▶ SHORT PROBLEM: Skip any picture you find and retype all the remaining lines exactly.

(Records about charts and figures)

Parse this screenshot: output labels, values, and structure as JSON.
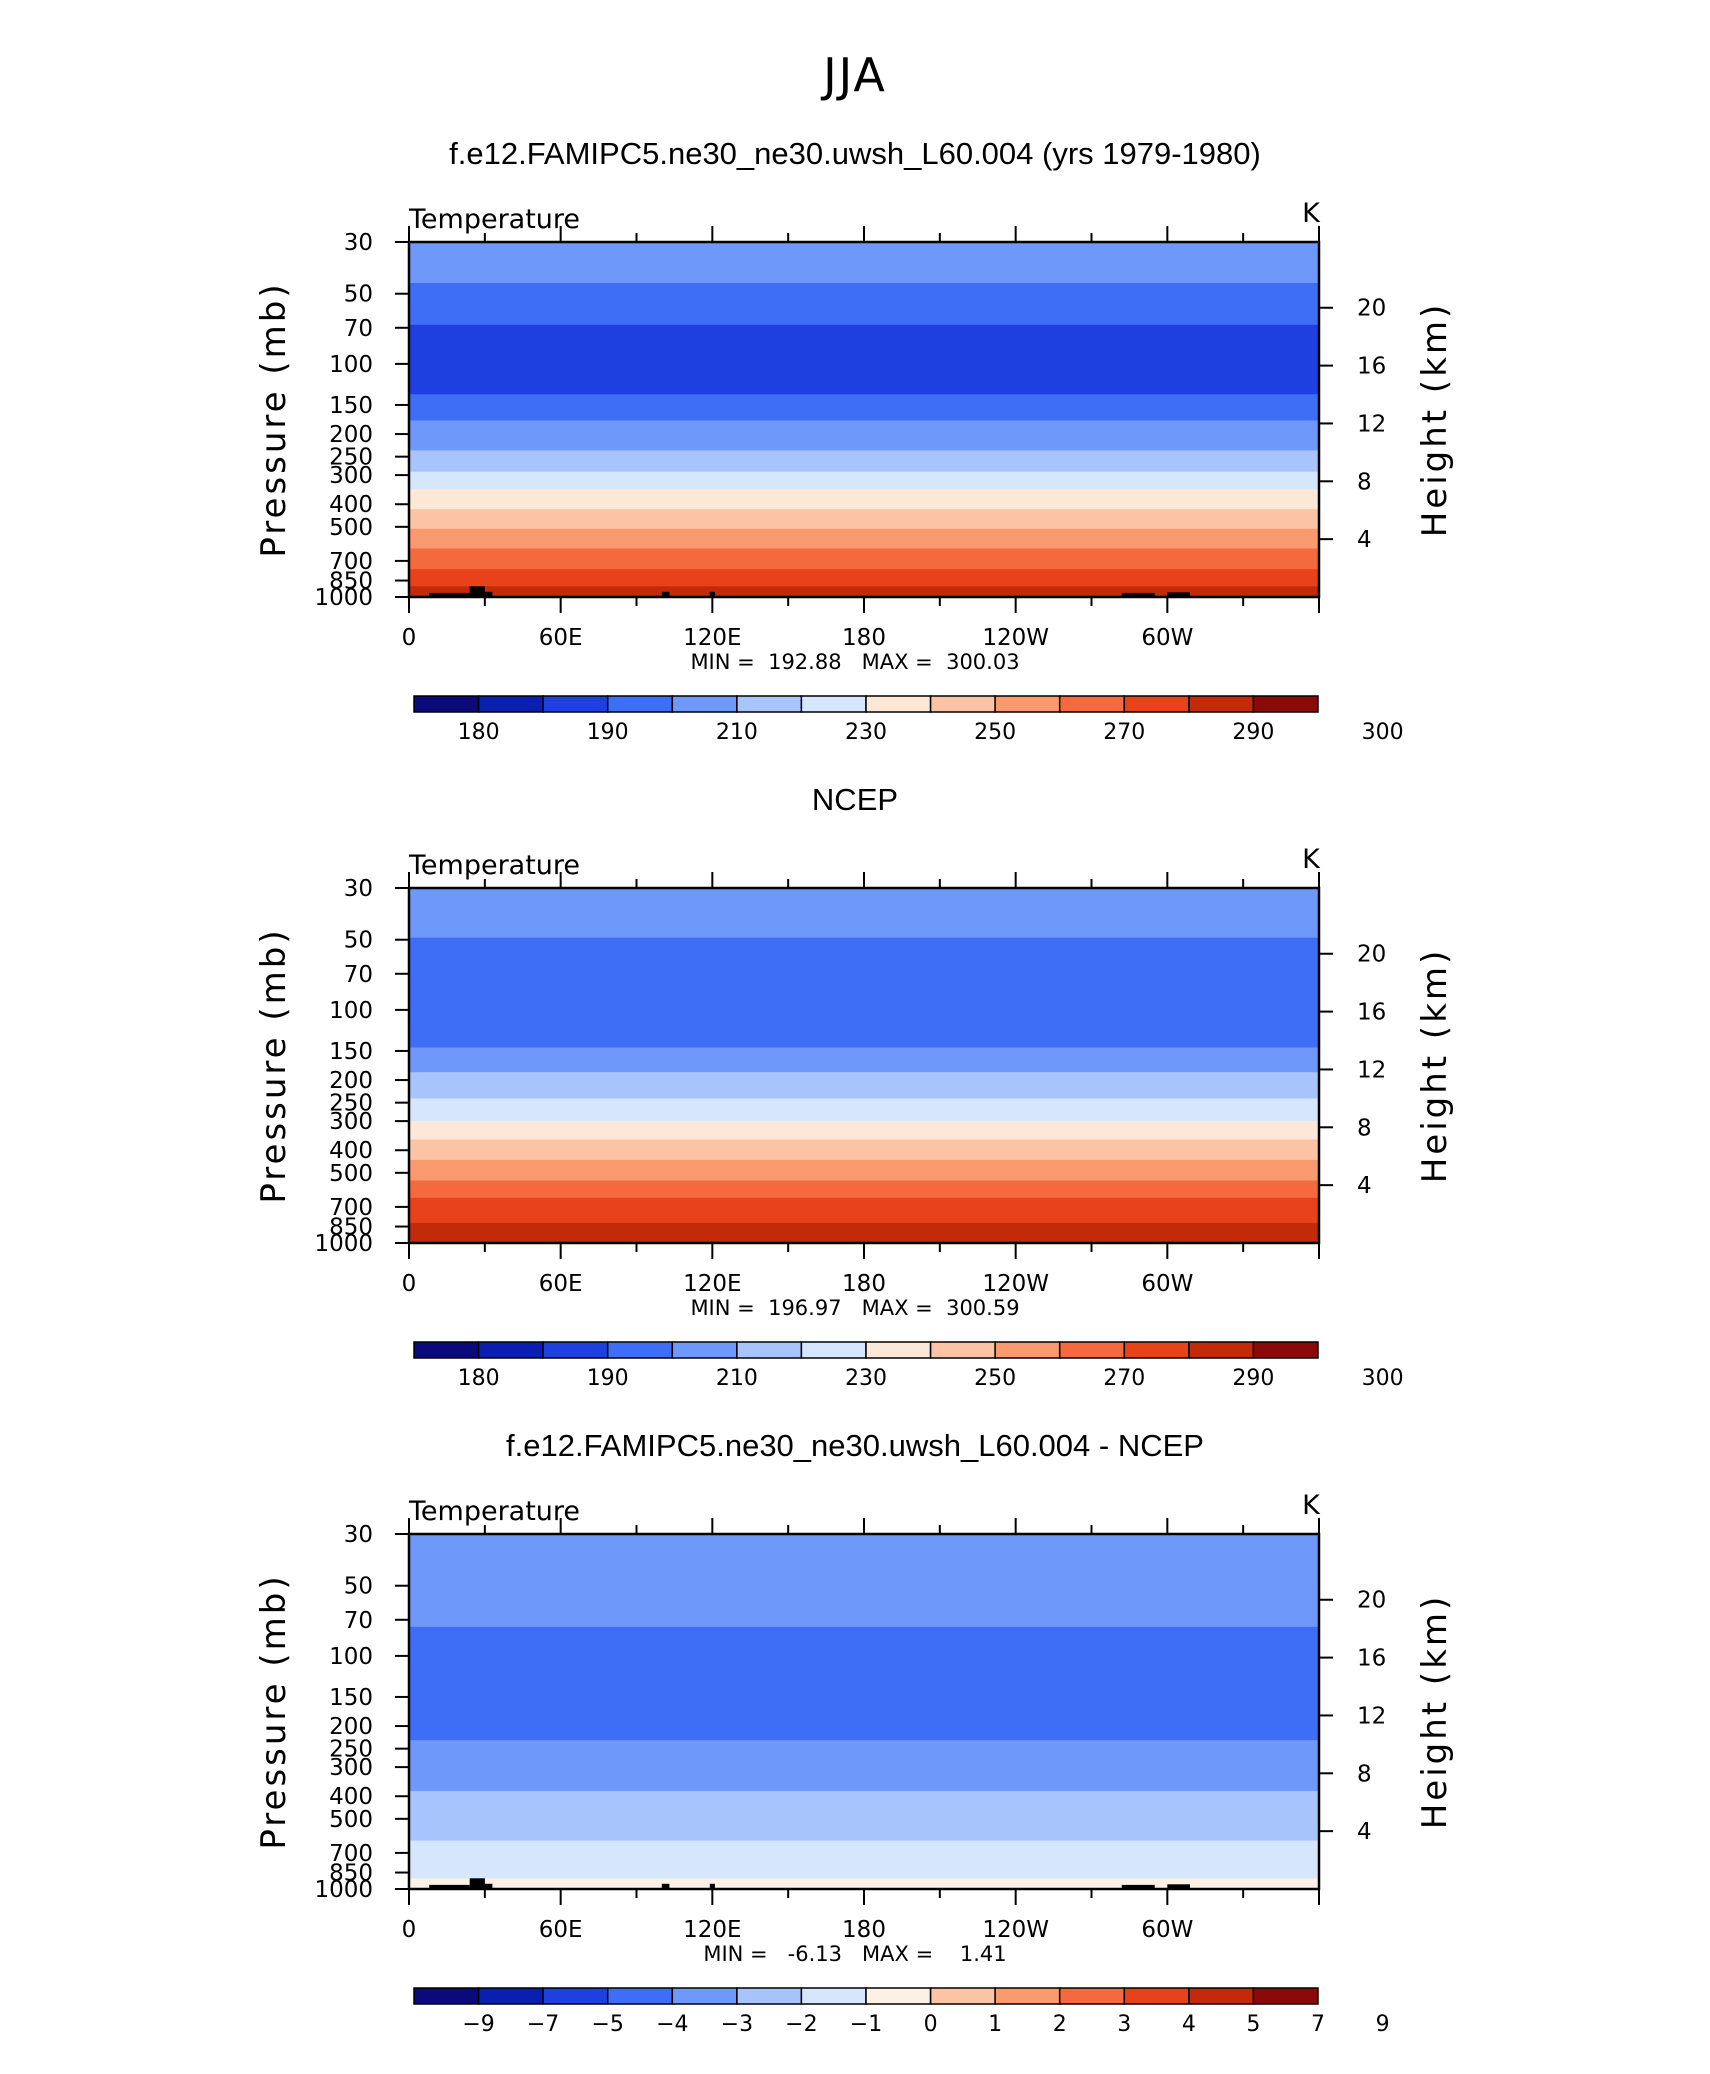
{
  "figure_title": "JJA",
  "colormaps": {
    "abs": [
      "#0a0a7a",
      "#0a1fb0",
      "#1e40e0",
      "#3d6ef5",
      "#6e98fa",
      "#a8c4fc",
      "#d6e6fc",
      "#fde8d8",
      "#fcc3a5",
      "#f8996e",
      "#f46a3e",
      "#e8421a",
      "#c32a0a",
      "#8a0a0a"
    ],
    "diff": [
      "#0a0a7a",
      "#0a1fb0",
      "#1e40e0",
      "#3d6ef5",
      "#6e98fa",
      "#a8c4fc",
      "#d6e6fc",
      "#fdf0e4",
      "#fcc3a5",
      "#f8996e",
      "#f46a3e",
      "#e8421a",
      "#c32a0a",
      "#8a0a0a"
    ]
  },
  "panels": [
    {
      "title": "f.e12.FAMIPC5.ne30_ne30.uwsh_L60.004 (yrs 1979-1980)",
      "left_label": "Temperature",
      "units": "K",
      "ylabel": "Pressure (mb)",
      "y2label": "Height (km)",
      "minmax": "MIN =  192.88   MAX =  300.03",
      "colorbar_labels": [
        "180",
        "190",
        "210",
        "230",
        "250",
        "270",
        "290",
        "300"
      ],
      "colormap": "abs"
    },
    {
      "title": "NCEP",
      "left_label": "Temperature",
      "units": "K",
      "ylabel": "Pressure (mb)",
      "y2label": "Height (km)",
      "minmax": "MIN =  196.97   MAX =  300.59",
      "colorbar_labels": [
        "180",
        "190",
        "210",
        "230",
        "250",
        "270",
        "290",
        "300"
      ],
      "colormap": "abs"
    },
    {
      "title": "f.e12.FAMIPC5.ne30_ne30.uwsh_L60.004 - NCEP",
      "left_label": "Temperature",
      "units": "K",
      "ylabel": "Pressure (mb)",
      "y2label": "Height (km)",
      "minmax": "MIN =   -6.13   MAX =    1.41",
      "colorbar_labels": [
        "−9",
        "−7",
        "−5",
        "−4",
        "−3",
        "−2",
        "−1",
        "0",
        "1",
        "2",
        "3",
        "4",
        "5",
        "7",
        "9"
      ],
      "colormap": "diff"
    }
  ],
  "chart_data": [
    {
      "type": "heatmap",
      "title": "f.e12.FAMIPC5.ne30_ne30.uwsh_L60.004 (yrs 1979-1980)",
      "variable": "Temperature",
      "units": "K",
      "xlabel": "",
      "ylabel": "Pressure (mb)",
      "y2label": "Height (km)",
      "x_ticks": [
        "0",
        "60E",
        "120E",
        "180",
        "120W",
        "60W"
      ],
      "y_ticks": [
        30,
        50,
        70,
        100,
        150,
        200,
        250,
        300,
        400,
        500,
        700,
        850,
        1000
      ],
      "y_scale": "log",
      "y2_ticks": [
        20,
        16,
        12,
        8,
        4
      ],
      "levels": [
        180,
        185,
        190,
        200,
        210,
        220,
        230,
        240,
        250,
        260,
        270,
        280,
        290,
        295,
        300
      ],
      "min": 192.88,
      "max": 300.03,
      "profile": [
        {
          "p": 30,
          "bin": 4
        },
        {
          "p": 45,
          "bin": 3
        },
        {
          "p": 68,
          "bin": 2
        },
        {
          "p": 135,
          "bin": 3
        },
        {
          "p": 175,
          "bin": 4
        },
        {
          "p": 235,
          "bin": 5
        },
        {
          "p": 290,
          "bin": 6
        },
        {
          "p": 345,
          "bin": 7
        },
        {
          "p": 420,
          "bin": 8
        },
        {
          "p": 510,
          "bin": 9
        },
        {
          "p": 620,
          "bin": 10
        },
        {
          "p": 760,
          "bin": 11
        },
        {
          "p": 900,
          "bin": 12
        },
        {
          "p": 1000,
          "bin": 12
        }
      ]
    },
    {
      "type": "heatmap",
      "title": "NCEP",
      "variable": "Temperature",
      "units": "K",
      "xlabel": "",
      "ylabel": "Pressure (mb)",
      "y2label": "Height (km)",
      "x_ticks": [
        "0",
        "60E",
        "120E",
        "180",
        "120W",
        "60W"
      ],
      "y_ticks": [
        30,
        50,
        70,
        100,
        150,
        200,
        250,
        300,
        400,
        500,
        700,
        850,
        1000
      ],
      "y_scale": "log",
      "y2_ticks": [
        20,
        16,
        12,
        8,
        4
      ],
      "levels": [
        180,
        185,
        190,
        200,
        210,
        220,
        230,
        240,
        250,
        260,
        270,
        280,
        290,
        295,
        300
      ],
      "min": 196.97,
      "max": 300.59,
      "profile": [
        {
          "p": 30,
          "bin": 4
        },
        {
          "p": 49,
          "bin": 3
        },
        {
          "p": 145,
          "bin": 4
        },
        {
          "p": 185,
          "bin": 5
        },
        {
          "p": 240,
          "bin": 6
        },
        {
          "p": 300,
          "bin": 7
        },
        {
          "p": 360,
          "bin": 8
        },
        {
          "p": 440,
          "bin": 9
        },
        {
          "p": 540,
          "bin": 10
        },
        {
          "p": 640,
          "bin": 11
        },
        {
          "p": 820,
          "bin": 12
        },
        {
          "p": 1000,
          "bin": 12
        }
      ]
    },
    {
      "type": "heatmap",
      "title": "f.e12.FAMIPC5.ne30_ne30.uwsh_L60.004 - NCEP",
      "variable": "Temperature",
      "units": "K",
      "xlabel": "",
      "ylabel": "Pressure (mb)",
      "y2label": "Height (km)",
      "x_ticks": [
        "0",
        "60E",
        "120E",
        "180",
        "120W",
        "60W"
      ],
      "y_ticks": [
        30,
        50,
        70,
        100,
        150,
        200,
        250,
        300,
        400,
        500,
        700,
        850,
        1000
      ],
      "y_scale": "log",
      "y2_ticks": [
        20,
        16,
        12,
        8,
        4
      ],
      "levels": [
        -9,
        -7,
        -5,
        -4,
        -3,
        -2,
        -1,
        0,
        1,
        2,
        3,
        4,
        5,
        7,
        9
      ],
      "min": -6.13,
      "max": 1.41,
      "profile": [
        {
          "p": 30,
          "bin": 4
        },
        {
          "p": 75,
          "bin": 3
        },
        {
          "p": 230,
          "bin": 4
        },
        {
          "p": 380,
          "bin": 5
        },
        {
          "p": 620,
          "bin": 6
        },
        {
          "p": 900,
          "bin": 7
        },
        {
          "p": 1000,
          "bin": 7
        }
      ]
    }
  ]
}
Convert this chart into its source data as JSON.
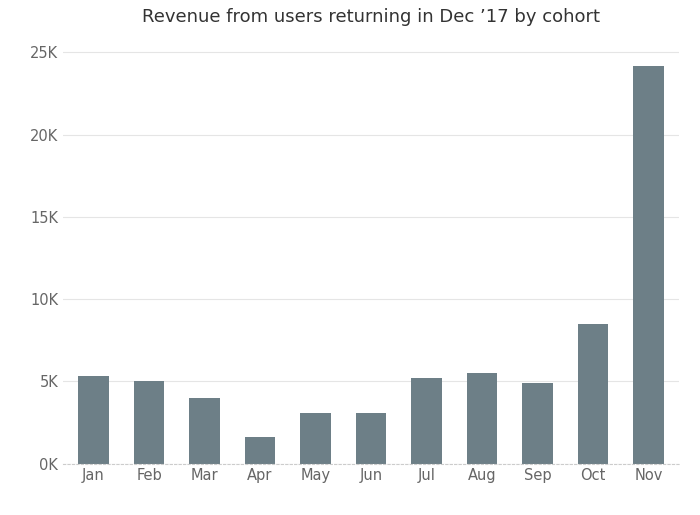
{
  "title": "Revenue from users returning in Dec ’17 by cohort",
  "categories": [
    "Jan",
    "Feb",
    "Mar",
    "Apr",
    "May",
    "Jun",
    "Jul",
    "Aug",
    "Sep",
    "Oct",
    "Nov"
  ],
  "values": [
    5300,
    5000,
    4000,
    1600,
    3100,
    3100,
    5200,
    5500,
    4900,
    8500,
    24200
  ],
  "bar_color": "#6d7f87",
  "background_color": "#ffffff",
  "ylim": [
    0,
    26000
  ],
  "yticks": [
    0,
    5000,
    10000,
    15000,
    20000,
    25000
  ],
  "ytick_labels": [
    "0K",
    "5K",
    "10K",
    "15K",
    "20K",
    "25K"
  ],
  "title_fontsize": 13,
  "tick_fontsize": 10.5,
  "grid_color": "#e5e5e5",
  "bottom_spine_color": "#cccccc"
}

▶ THE COMPLETED TASK:
Parse this screenshot: output labels, values, and structure as JSON.
{
  "figure_title": "JJA",
  "colormaps": {
    "abs": [
      "#0a0a7a",
      "#0a1fb0",
      "#1e40e0",
      "#3d6ef5",
      "#6e98fa",
      "#a8c4fc",
      "#d6e6fc",
      "#fde8d8",
      "#fcc3a5",
      "#f8996e",
      "#f46a3e",
      "#e8421a",
      "#c32a0a",
      "#8a0a0a"
    ],
    "diff": [
      "#0a0a7a",
      "#0a1fb0",
      "#1e40e0",
      "#3d6ef5",
      "#6e98fa",
      "#a8c4fc",
      "#d6e6fc",
      "#fdf0e4",
      "#fcc3a5",
      "#f8996e",
      "#f46a3e",
      "#e8421a",
      "#c32a0a",
      "#8a0a0a"
    ]
  },
  "panels": [
    {
      "title": "f.e12.FAMIPC5.ne30_ne30.uwsh_L60.004 (yrs 1979-1980)",
      "left_label": "Temperature",
      "units": "K",
      "ylabel": "Pressure (mb)",
      "y2label": "Height (km)",
      "minmax": "MIN =  192.88   MAX =  300.03",
      "colorbar_labels": [
        "180",
        "190",
        "210",
        "230",
        "250",
        "270",
        "290",
        "300"
      ],
      "colormap": "abs"
    },
    {
      "title": "NCEP",
      "left_label": "Temperature",
      "units": "K",
      "ylabel": "Pressure (mb)",
      "y2label": "Height (km)",
      "minmax": "MIN =  196.97   MAX =  300.59",
      "colorbar_labels": [
        "180",
        "190",
        "210",
        "230",
        "250",
        "270",
        "290",
        "300"
      ],
      "colormap": "abs"
    },
    {
      "title": "f.e12.FAMIPC5.ne30_ne30.uwsh_L60.004 - NCEP",
      "left_label": "Temperature",
      "units": "K",
      "ylabel": "Pressure (mb)",
      "y2label": "Height (km)",
      "minmax": "MIN =   -6.13   MAX =    1.41",
      "colorbar_labels": [
        "−9",
        "−7",
        "−5",
        "−4",
        "−3",
        "−2",
        "−1",
        "0",
        "1",
        "2",
        "3",
        "4",
        "5",
        "7",
        "9"
      ],
      "colormap": "diff"
    }
  ],
  "chart_data": [
    {
      "type": "heatmap",
      "title": "f.e12.FAMIPC5.ne30_ne30.uwsh_L60.004 (yrs 1979-1980)",
      "variable": "Temperature",
      "units": "K",
      "xlabel": "",
      "ylabel": "Pressure (mb)",
      "y2label": "Height (km)",
      "x_ticks": [
        "0",
        "60E",
        "120E",
        "180",
        "120W",
        "60W"
      ],
      "y_ticks": [
        30,
        50,
        70,
        100,
        150,
        200,
        250,
        300,
        400,
        500,
        700,
        850,
        1000
      ],
      "y_scale": "log",
      "y2_ticks": [
        20,
        16,
        12,
        8,
        4
      ],
      "levels": [
        180,
        185,
        190,
        200,
        210,
        220,
        230,
        240,
        250,
        260,
        270,
        280,
        290,
        295,
        300
      ],
      "min": 192.88,
      "max": 300.03,
      "profile": [
        {
          "p": 30,
          "bin": 4
        },
        {
          "p": 45,
          "bin": 3
        },
        {
          "p": 68,
          "bin": 2
        },
        {
          "p": 135,
          "bin": 3
        },
        {
          "p": 175,
          "bin": 4
        },
        {
          "p": 235,
          "bin": 5
        },
        {
          "p": 290,
          "bin": 6
        },
        {
          "p": 345,
          "bin": 7
        },
        {
          "p": 420,
          "bin": 8
        },
        {
          "p": 510,
          "bin": 9
        },
        {
          "p": 620,
          "bin": 10
        },
        {
          "p": 760,
          "bin": 11
        },
        {
          "p": 900,
          "bin": 12
        },
        {
          "p": 1000,
          "bin": 12
        }
      ]
    },
    {
      "type": "heatmap",
      "title": "NCEP",
      "variable": "Temperature",
      "units": "K",
      "xlabel": "",
      "ylabel": "Pressure (mb)",
      "y2label": "Height (km)",
      "x_ticks": [
        "0",
        "60E",
        "120E",
        "180",
        "120W",
        "60W"
      ],
      "y_ticks": [
        30,
        50,
        70,
        100,
        150,
        200,
        250,
        300,
        400,
        500,
        700,
        850,
        1000
      ],
      "y_scale": "log",
      "y2_ticks": [
        20,
        16,
        12,
        8,
        4
      ],
      "levels": [
        180,
        185,
        190,
        200,
        210,
        220,
        230,
        240,
        250,
        260,
        270,
        280,
        290,
        295,
        300
      ],
      "min": 196.97,
      "max": 300.59,
      "profile": [
        {
          "p": 30,
          "bin": 4
        },
        {
          "p": 49,
          "bin": 3
        },
        {
          "p": 145,
          "bin": 4
        },
        {
          "p": 185,
          "bin": 5
        },
        {
          "p": 240,
          "bin": 6
        },
        {
          "p": 300,
          "bin": 7
        },
        {
          "p": 360,
          "bin": 8
        },
        {
          "p": 440,
          "bin": 9
        },
        {
          "p": 540,
          "bin": 10
        },
        {
          "p": 640,
          "bin": 11
        },
        {
          "p": 820,
          "bin": 12
        },
        {
          "p": 1000,
          "bin": 12
        }
      ]
    },
    {
      "type": "heatmap",
      "title": "f.e12.FAMIPC5.ne30_ne30.uwsh_L60.004 - NCEP",
      "variable": "Temperature",
      "units": "K",
      "xlabel": "",
      "ylabel": "Pressure (mb)",
      "y2label": "Height (km)",
      "x_ticks": [
        "0",
        "60E",
        "120E",
        "180",
        "120W",
        "60W"
      ],
      "y_ticks": [
        30,
        50,
        70,
        100,
        150,
        200,
        250,
        300,
        400,
        500,
        700,
        850,
        1000
      ],
      "y_scale": "log",
      "y2_ticks": [
        20,
        16,
        12,
        8,
        4
      ],
      "levels": [
        -9,
        -7,
        -5,
        -4,
        -3,
        -2,
        -1,
        0,
        1,
        2,
        3,
        4,
        5,
        7,
        9
      ],
      "min": -6.13,
      "max": 1.41,
      "profile": [
        {
          "p": 30,
          "bin": 4
        },
        {
          "p": 75,
          "bin": 3
        },
        {
          "p": 230,
          "bin": 4
        },
        {
          "p": 380,
          "bin": 5
        },
        {
          "p": 620,
          "bin": 6
        },
        {
          "p": 900,
          "bin": 7
        },
        {
          "p": 1000,
          "bin": 7
        }
      ]
    }
  ]
}
Convert this chart into its source data as JSON.
{
  "title": "Revenue from users returning in Dec ’17 by cohort",
  "categories": [
    "Jan",
    "Feb",
    "Mar",
    "Apr",
    "May",
    "Jun",
    "Jul",
    "Aug",
    "Sep",
    "Oct",
    "Nov"
  ],
  "values": [
    5300,
    5000,
    4000,
    1600,
    3100,
    3100,
    5200,
    5500,
    4900,
    8500,
    24200
  ],
  "bar_color": "#6d7f87",
  "background_color": "#ffffff",
  "ylim": [
    0,
    26000
  ],
  "yticks": [
    0,
    5000,
    10000,
    15000,
    20000,
    25000
  ],
  "ytick_labels": [
    "0K",
    "5K",
    "10K",
    "15K",
    "20K",
    "25K"
  ],
  "title_fontsize": 13,
  "tick_fontsize": 10.5,
  "grid_color": "#e5e5e5",
  "bottom_spine_color": "#cccccc"
}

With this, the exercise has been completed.